What you need to do
In the data, extract each line that holds the string "nationalities".

Material supplied

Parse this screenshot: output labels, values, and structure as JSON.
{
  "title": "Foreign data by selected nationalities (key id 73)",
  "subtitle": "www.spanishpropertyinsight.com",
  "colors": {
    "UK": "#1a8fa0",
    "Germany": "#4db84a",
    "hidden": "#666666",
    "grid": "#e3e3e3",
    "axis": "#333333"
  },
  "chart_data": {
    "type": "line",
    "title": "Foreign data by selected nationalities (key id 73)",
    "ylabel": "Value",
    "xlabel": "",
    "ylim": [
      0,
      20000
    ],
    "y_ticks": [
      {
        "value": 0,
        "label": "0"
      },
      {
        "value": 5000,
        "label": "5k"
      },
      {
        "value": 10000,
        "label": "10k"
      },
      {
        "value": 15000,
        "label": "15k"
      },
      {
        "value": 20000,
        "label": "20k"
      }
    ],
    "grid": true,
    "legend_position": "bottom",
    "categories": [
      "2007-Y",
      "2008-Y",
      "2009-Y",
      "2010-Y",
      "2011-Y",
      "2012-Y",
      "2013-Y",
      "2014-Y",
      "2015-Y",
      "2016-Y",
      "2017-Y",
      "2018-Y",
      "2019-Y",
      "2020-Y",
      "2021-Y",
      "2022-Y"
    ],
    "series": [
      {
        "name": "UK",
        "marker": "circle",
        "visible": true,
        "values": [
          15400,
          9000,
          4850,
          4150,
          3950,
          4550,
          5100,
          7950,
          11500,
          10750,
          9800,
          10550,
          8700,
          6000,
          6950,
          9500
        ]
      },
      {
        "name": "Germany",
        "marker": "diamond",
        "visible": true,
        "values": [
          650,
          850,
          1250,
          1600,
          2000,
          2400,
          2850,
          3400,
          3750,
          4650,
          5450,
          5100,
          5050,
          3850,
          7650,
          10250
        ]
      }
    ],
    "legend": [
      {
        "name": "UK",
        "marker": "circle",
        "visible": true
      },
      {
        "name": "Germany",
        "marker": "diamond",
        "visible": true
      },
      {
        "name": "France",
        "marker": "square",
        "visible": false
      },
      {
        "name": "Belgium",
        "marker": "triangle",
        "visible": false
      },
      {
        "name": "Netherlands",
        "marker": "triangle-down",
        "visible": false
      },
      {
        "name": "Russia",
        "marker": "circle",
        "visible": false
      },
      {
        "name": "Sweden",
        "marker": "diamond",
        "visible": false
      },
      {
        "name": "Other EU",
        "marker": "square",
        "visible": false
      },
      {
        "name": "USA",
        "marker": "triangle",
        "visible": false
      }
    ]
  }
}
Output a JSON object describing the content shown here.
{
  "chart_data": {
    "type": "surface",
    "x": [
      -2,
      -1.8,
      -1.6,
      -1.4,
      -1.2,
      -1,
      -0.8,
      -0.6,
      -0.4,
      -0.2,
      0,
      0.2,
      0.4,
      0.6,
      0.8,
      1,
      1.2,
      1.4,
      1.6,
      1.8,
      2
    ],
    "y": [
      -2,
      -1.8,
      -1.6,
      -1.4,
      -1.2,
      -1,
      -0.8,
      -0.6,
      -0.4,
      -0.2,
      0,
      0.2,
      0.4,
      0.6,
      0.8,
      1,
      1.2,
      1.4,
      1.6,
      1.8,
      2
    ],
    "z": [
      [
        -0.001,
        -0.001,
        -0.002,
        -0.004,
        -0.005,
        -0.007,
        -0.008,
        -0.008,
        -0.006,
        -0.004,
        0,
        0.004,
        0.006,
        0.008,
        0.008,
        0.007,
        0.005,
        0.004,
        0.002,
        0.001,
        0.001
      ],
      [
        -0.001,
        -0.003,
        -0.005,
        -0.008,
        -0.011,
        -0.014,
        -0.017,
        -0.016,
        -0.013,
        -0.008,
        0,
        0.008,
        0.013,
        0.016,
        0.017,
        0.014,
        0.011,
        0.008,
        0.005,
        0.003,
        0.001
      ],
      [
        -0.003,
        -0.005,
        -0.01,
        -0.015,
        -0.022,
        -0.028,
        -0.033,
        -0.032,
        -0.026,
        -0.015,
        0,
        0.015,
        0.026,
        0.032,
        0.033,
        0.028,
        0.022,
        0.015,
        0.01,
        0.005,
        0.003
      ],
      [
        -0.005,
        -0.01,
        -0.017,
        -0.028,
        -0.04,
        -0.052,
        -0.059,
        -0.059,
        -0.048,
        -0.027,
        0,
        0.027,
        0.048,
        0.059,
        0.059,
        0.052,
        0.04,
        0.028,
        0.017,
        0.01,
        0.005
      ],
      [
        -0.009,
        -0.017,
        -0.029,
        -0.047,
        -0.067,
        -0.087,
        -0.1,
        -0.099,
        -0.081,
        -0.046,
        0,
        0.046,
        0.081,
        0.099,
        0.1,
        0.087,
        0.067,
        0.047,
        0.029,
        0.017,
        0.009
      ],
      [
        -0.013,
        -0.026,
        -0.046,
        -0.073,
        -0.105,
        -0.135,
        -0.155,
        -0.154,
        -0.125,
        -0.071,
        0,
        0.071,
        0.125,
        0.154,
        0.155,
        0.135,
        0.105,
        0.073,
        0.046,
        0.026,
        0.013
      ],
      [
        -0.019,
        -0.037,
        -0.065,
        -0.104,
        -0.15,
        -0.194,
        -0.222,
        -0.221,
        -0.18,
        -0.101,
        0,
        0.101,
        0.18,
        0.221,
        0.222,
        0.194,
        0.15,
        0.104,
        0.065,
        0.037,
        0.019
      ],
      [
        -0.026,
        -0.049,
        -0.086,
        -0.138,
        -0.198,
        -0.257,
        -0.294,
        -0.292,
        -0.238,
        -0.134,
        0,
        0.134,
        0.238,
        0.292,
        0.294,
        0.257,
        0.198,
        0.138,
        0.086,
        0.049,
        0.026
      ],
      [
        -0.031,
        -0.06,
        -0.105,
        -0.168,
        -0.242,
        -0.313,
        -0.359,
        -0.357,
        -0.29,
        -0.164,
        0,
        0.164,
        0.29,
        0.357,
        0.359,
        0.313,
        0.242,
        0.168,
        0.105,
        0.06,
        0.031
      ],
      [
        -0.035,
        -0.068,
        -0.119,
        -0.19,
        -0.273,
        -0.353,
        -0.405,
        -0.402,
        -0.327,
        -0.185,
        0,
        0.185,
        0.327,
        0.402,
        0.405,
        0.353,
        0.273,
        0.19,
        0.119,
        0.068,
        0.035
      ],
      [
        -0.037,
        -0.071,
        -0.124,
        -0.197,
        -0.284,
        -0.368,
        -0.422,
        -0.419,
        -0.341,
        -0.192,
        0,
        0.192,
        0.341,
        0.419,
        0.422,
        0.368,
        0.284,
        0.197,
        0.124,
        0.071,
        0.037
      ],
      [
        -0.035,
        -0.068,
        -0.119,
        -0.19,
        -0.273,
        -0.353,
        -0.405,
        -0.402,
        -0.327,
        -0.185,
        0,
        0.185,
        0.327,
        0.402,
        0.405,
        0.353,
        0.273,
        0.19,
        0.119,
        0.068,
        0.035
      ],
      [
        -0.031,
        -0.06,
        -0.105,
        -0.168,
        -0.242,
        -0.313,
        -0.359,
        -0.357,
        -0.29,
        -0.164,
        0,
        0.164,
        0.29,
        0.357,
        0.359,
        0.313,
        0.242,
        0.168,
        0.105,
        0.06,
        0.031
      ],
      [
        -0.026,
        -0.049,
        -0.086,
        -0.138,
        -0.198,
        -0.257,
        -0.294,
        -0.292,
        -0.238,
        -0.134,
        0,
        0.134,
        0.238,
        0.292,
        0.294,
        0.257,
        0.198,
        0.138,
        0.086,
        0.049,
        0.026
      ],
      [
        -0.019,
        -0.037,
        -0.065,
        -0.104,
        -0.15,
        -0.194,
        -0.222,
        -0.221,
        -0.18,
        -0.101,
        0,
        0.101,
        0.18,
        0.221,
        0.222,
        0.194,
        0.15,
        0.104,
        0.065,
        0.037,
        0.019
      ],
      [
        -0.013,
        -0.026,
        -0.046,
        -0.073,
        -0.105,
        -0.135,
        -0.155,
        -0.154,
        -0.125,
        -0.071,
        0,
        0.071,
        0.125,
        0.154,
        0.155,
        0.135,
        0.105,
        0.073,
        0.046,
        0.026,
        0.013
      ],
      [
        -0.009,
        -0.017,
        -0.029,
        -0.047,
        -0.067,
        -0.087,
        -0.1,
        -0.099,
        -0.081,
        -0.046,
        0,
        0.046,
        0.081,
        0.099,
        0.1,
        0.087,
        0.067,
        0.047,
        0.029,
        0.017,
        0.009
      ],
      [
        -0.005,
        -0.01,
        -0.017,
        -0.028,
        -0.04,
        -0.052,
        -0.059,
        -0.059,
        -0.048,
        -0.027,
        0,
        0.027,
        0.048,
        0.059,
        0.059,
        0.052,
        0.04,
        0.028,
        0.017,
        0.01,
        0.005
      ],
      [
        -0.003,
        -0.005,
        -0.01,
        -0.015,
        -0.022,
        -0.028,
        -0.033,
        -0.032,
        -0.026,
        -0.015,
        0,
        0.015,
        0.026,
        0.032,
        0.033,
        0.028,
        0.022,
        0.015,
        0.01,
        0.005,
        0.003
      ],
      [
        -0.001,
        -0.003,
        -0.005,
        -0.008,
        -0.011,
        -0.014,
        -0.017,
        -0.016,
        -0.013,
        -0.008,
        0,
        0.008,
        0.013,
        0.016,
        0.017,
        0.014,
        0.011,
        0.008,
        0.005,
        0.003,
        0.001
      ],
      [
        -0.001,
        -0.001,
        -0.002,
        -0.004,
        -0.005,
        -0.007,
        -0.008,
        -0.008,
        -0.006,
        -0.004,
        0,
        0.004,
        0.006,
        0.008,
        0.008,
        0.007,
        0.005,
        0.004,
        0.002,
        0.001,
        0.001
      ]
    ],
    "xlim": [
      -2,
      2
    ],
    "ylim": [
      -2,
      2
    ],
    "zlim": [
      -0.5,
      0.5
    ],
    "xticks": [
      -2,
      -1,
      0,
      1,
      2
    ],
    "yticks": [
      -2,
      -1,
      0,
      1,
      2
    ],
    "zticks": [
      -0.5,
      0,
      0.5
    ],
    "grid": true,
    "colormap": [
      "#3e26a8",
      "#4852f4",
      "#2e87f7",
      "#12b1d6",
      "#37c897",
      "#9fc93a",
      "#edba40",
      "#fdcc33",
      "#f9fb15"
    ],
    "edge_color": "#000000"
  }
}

Solution
  "title": "Foreign data by selected nationalities (key id 73)",
    "title": "Foreign data by selected nationalities (key id 73)",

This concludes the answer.